◆ Exercise brief
Write out the material again exactly, please, and omit the pictures.

[Dataset rows about figures]

╔══

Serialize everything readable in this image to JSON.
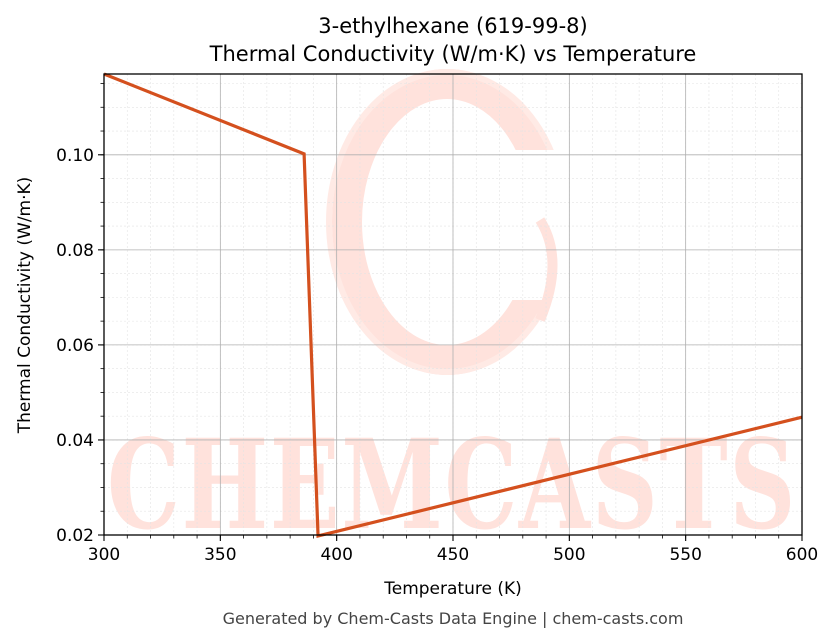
{
  "chart_data": {
    "type": "line",
    "title": "3-ethylhexane (619-99-8)",
    "subtitle": "Thermal Conductivity (W/m·K) vs Temperature",
    "xlabel": "Temperature (K)",
    "ylabel": "Thermal Conductivity (W/m·K)",
    "xlim": [
      300,
      600
    ],
    "ylim": [
      0.02,
      0.117
    ],
    "xticks": [
      300,
      350,
      400,
      450,
      500,
      550,
      600
    ],
    "yticks": [
      0.02,
      0.04,
      0.06,
      0.08,
      0.1
    ],
    "grid": true,
    "series": [
      {
        "color": "#d4501e",
        "x": [
          300,
          386,
          392,
          600
        ],
        "y": [
          0.117,
          0.1002,
          0.0198,
          0.0448
        ]
      }
    ]
  },
  "watermark": {
    "text": "CHEMCASTS",
    "color": "#ffe2dc"
  },
  "footer": "Generated by Chem-Casts Data Engine | chem-casts.com"
}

╚══

◆ Response to this exercise
Serialize everything readable in this image to JSON.
{
  "chart_data": {
    "type": "line",
    "title": "3-ethylhexane (619-99-8)",
    "subtitle": "Thermal Conductivity (W/m·K) vs Temperature",
    "xlabel": "Temperature (K)",
    "ylabel": "Thermal Conductivity (W/m·K)",
    "xlim": [
      300,
      600
    ],
    "ylim": [
      0.02,
      0.117
    ],
    "xticks": [
      300,
      350,
      400,
      450,
      500,
      550,
      600
    ],
    "yticks": [
      0.02,
      0.04,
      0.06,
      0.08,
      0.1
    ],
    "grid": true,
    "series": [
      {
        "color": "#d4501e",
        "x": [
          300,
          386,
          392,
          600
        ],
        "y": [
          0.117,
          0.1002,
          0.0198,
          0.0448
        ]
      }
    ]
  },
  "watermark": {
    "text": "CHEMCASTS",
    "color": "#ffe2dc"
  },
  "footer": "Generated by Chem-Casts Data Engine | chem-casts.com"
}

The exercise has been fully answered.